THE INPUT =>
-- START --
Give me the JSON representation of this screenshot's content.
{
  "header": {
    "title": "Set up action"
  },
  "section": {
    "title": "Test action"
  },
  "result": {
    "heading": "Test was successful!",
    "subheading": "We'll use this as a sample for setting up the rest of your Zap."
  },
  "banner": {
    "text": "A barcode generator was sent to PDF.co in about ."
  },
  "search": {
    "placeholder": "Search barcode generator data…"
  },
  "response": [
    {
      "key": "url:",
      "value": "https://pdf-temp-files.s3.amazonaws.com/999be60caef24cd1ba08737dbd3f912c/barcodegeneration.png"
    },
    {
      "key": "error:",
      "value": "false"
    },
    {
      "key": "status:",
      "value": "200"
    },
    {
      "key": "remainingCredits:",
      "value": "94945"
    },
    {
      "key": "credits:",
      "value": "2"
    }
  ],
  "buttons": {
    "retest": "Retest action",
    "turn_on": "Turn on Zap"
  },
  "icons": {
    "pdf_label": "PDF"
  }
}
-- END --
EXERCISE TASK =>
Count the lines of the data that contain the string "generator", and reply with that number alone.

CORRECT ANSWER =>
2